--- THE TASK ---
Extract all of the entries and set them down verbatim.
══ PROVIDED DATA ══
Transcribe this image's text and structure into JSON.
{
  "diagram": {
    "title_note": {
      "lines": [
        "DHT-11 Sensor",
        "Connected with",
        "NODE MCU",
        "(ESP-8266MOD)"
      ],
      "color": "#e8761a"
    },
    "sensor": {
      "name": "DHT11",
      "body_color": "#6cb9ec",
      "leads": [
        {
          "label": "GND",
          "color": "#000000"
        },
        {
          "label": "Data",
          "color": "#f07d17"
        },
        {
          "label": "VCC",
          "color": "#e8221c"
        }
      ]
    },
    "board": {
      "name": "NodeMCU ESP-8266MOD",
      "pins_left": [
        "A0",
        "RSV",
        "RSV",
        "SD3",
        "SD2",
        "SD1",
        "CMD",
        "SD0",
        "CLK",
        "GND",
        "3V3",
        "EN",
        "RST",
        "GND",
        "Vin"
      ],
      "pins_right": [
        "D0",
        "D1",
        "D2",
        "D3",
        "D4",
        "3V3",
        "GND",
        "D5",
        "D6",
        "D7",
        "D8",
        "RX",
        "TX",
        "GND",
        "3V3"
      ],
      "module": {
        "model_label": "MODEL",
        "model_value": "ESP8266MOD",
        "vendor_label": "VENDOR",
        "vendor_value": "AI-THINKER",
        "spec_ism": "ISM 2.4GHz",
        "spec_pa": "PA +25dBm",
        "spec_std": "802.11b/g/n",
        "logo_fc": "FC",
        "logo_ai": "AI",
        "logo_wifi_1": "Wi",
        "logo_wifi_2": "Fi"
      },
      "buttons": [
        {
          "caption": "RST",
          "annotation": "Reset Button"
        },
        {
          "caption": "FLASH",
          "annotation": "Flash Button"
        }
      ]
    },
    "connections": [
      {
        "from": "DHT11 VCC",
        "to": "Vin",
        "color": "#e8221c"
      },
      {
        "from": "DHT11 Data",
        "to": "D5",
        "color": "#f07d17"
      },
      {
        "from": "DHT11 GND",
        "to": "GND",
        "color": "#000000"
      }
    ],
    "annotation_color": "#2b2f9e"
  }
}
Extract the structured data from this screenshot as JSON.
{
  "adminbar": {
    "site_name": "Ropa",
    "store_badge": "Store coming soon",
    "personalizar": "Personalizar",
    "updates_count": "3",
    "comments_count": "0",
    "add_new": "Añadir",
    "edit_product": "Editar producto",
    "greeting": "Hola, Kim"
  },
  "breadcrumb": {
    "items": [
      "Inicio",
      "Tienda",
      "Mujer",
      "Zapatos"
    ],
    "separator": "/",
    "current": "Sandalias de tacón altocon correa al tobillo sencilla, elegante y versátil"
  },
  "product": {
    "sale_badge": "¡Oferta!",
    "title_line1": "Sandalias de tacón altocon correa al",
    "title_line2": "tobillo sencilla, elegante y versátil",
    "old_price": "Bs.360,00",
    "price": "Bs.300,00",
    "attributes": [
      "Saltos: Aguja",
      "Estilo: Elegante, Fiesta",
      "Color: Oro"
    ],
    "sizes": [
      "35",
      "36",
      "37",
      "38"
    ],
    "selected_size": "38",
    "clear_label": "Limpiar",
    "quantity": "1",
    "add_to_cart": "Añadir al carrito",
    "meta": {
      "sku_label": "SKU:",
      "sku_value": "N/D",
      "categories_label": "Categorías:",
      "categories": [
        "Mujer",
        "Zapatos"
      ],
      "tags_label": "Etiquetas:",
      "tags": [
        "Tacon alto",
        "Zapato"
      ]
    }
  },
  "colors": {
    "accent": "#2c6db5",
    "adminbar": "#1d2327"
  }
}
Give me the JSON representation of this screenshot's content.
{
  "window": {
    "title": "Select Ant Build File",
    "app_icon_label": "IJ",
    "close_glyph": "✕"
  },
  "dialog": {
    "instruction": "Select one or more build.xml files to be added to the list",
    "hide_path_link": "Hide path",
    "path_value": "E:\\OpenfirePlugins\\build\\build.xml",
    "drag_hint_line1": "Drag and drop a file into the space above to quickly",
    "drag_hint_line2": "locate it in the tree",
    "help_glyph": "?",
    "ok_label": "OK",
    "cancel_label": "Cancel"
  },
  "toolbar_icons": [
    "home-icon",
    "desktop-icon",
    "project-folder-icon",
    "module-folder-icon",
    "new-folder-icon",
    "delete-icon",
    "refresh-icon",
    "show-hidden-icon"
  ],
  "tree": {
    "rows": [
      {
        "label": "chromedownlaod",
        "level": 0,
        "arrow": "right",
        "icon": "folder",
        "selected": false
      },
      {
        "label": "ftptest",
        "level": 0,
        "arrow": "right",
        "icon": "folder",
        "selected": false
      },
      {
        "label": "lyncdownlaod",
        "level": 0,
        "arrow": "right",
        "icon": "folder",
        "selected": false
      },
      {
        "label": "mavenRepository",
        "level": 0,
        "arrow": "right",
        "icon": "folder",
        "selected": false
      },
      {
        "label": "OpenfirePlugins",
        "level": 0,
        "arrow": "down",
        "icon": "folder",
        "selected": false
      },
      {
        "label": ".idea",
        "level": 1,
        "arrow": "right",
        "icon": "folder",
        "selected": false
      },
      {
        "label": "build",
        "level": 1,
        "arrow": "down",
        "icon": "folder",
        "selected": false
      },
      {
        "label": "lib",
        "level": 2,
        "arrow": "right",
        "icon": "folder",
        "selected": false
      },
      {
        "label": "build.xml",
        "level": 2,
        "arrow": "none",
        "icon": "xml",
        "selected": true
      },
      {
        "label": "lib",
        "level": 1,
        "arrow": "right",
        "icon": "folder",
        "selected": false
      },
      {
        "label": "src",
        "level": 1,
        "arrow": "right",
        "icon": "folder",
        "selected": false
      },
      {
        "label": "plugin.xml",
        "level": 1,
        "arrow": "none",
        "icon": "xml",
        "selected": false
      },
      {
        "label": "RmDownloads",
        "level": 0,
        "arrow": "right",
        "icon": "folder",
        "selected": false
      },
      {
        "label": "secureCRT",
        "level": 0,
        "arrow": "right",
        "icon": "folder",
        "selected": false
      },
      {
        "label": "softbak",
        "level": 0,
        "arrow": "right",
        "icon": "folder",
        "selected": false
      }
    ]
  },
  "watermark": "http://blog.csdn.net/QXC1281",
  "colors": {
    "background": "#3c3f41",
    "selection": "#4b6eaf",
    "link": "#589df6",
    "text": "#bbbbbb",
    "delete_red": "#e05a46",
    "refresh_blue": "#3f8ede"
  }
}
═══
--- TASK ANSWER ---
Transcribe this image's text and structure into JSON.
{
  "diagram": {
    "title_note": {
      "lines": [
        "DHT-11 Sensor",
        "Connected with",
        "NODE MCU",
        "(ESP-8266MOD)"
      ],
      "color": "#e8761a"
    },
    "sensor": {
      "name": "DHT11",
      "body_color": "#6cb9ec",
      "leads": [
        {
          "label": "GND",
          "color": "#000000"
        },
        {
          "label": "Data",
          "color": "#f07d17"
        },
        {
          "label": "VCC",
          "color": "#e8221c"
        }
      ]
    },
    "board": {
      "name": "NodeMCU ESP-8266MOD",
      "pins_left": [
        "A0",
        "RSV",
        "RSV",
        "SD3",
        "SD2",
        "SD1",
        "CMD",
        "SD0",
        "CLK",
        "GND",
        "3V3",
        "EN",
        "RST",
        "GND",
        "Vin"
      ],
      "pins_right": [
        "D0",
        "D1",
        "D2",
        "D3",
        "D4",
        "3V3",
        "GND",
        "D5",
        "D6",
        "D7",
        "D8",
        "RX",
        "TX",
        "GND",
        "3V3"
      ],
      "module": {
        "model_label": "MODEL",
        "model_value": "ESP8266MOD",
        "vendor_label": "VENDOR",
        "vendor_value": "AI-THINKER",
        "spec_ism": "ISM 2.4GHz",
        "spec_pa": "PA +25dBm",
        "spec_std": "802.11b/g/n",
        "logo_fc": "FC",
        "logo_ai": "AI",
        "logo_wifi_1": "Wi",
        "logo_wifi_2": "Fi"
      },
      "buttons": [
        {
          "caption": "RST",
          "annotation": "Reset Button"
        },
        {
          "caption": "FLASH",
          "annotation": "Flash Button"
        }
      ]
    },
    "connections": [
      {
        "from": "DHT11 VCC",
        "to": "Vin",
        "color": "#e8221c"
      },
      {
        "from": "DHT11 Data",
        "to": "D5",
        "color": "#f07d17"
      },
      {
        "from": "DHT11 GND",
        "to": "GND",
        "color": "#000000"
      }
    ],
    "annotation_color": "#2b2f9e"
  }
}
Extract the structured data from this screenshot as JSON.
{
  "adminbar": {
    "site_name": "Ropa",
    "store_badge": "Store coming soon",
    "personalizar": "Personalizar",
    "updates_count": "3",
    "comments_count": "0",
    "add_new": "Añadir",
    "edit_product": "Editar producto",
    "greeting": "Hola, Kim"
  },
  "breadcrumb": {
    "items": [
      "Inicio",
      "Tienda",
      "Mujer",
      "Zapatos"
    ],
    "separator": "/",
    "current": "Sandalias de tacón altocon correa al tobillo sencilla, elegante y versátil"
  },
  "product": {
    "sale_badge": "¡Oferta!",
    "title_line1": "Sandalias de tacón altocon correa al",
    "title_line2": "tobillo sencilla, elegante y versátil",
    "old_price": "Bs.360,00",
    "price": "Bs.300,00",
    "attributes": [
      "Saltos: Aguja",
      "Estilo: Elegante, Fiesta",
      "Color: Oro"
    ],
    "sizes": [
      "35",
      "36",
      "37",
      "38"
    ],
    "selected_size": "38",
    "clear_label": "Limpiar",
    "quantity": "1",
    "add_to_cart": "Añadir al carrito",
    "meta": {
      "sku_label": "SKU:",
      "sku_value": "N/D",
      "categories_label": "Categorías:",
      "categories": [
        "Mujer",
        "Zapatos"
      ],
      "tags_label": "Etiquetas:",
      "tags": [
        "Tacon alto",
        "Zapato"
      ]
    }
  },
  "colors": {
    "accent": "#2c6db5",
    "adminbar": "#1d2327"
  }
}
Give me the JSON representation of this screenshot's content.
{
  "window": {
    "title": "Select Ant Build File",
    "app_icon_label": "IJ",
    "close_glyph": "✕"
  },
  "dialog": {
    "instruction": "Select one or more build.xml files to be added to the list",
    "hide_path_link": "Hide path",
    "path_value": "E:\\OpenfirePlugins\\build\\build.xml",
    "drag_hint_line1": "Drag and drop a file into the space above to quickly",
    "drag_hint_line2": "locate it in the tree",
    "help_glyph": "?",
    "ok_label": "OK",
    "cancel_label": "Cancel"
  },
  "toolbar_icons": [
    "home-icon",
    "desktop-icon",
    "project-folder-icon",
    "module-folder-icon",
    "new-folder-icon",
    "delete-icon",
    "refresh-icon",
    "show-hidden-icon"
  ],
  "tree": {
    "rows": [
      {
        "label": "chromedownlaod",
        "level": 0,
        "arrow": "right",
        "icon": "folder",
        "selected": false
      },
      {
        "label": "ftptest",
        "level": 0,
        "arrow": "right",
        "icon": "folder",
        "selected": false
      },
      {
        "label": "lyncdownlaod",
        "level": 0,
        "arrow": "right",
        "icon": "folder",
        "selected": false
      },
      {
        "label": "mavenRepository",
        "level": 0,
        "arrow": "right",
        "icon": "folder",
        "selected": false
      },
      {
        "label": "OpenfirePlugins",
        "level": 0,
        "arrow": "down",
        "icon": "folder",
        "selected": false
      },
      {
        "label": ".idea",
        "level": 1,
        "arrow": "right",
        "icon": "folder",
        "selected": false
      },
      {
        "label": "build",
        "level": 1,
        "arrow": "down",
        "icon": "folder",
        "selected": false
      },
      {
        "label": "lib",
        "level": 2,
        "arrow": "right",
        "icon": "folder",
        "selected": false
      },
      {
        "label": "build.xml",
        "level": 2,
        "arrow": "none",
        "icon": "xml",
        "selected": true
      },
      {
        "label": "lib",
        "level": 1,
        "arrow": "right",
        "icon": "folder",
        "selected": false
      },
      {
        "label": "src",
        "level": 1,
        "arrow": "right",
        "icon": "folder",
        "selected": false
      },
      {
        "label": "plugin.xml",
        "level": 1,
        "arrow": "none",
        "icon": "xml",
        "selected": false
      },
      {
        "label": "RmDownloads",
        "level": 0,
        "arrow": "right",
        "icon": "folder",
        "selected": false
      },
      {
        "label": "secureCRT",
        "level": 0,
        "arrow": "right",
        "icon": "folder",
        "selected": false
      },
      {
        "label": "softbak",
        "level": 0,
        "arrow": "right",
        "icon": "folder",
        "selected": false
      }
    ]
  },
  "watermark": "http://blog.csdn.net/QXC1281",
  "colors": {
    "background": "#3c3f41",
    "selection": "#4b6eaf",
    "link": "#589df6",
    "text": "#bbbbbb",
    "delete_red": "#e05a46",
    "refresh_blue": "#3f8ede"
  }
}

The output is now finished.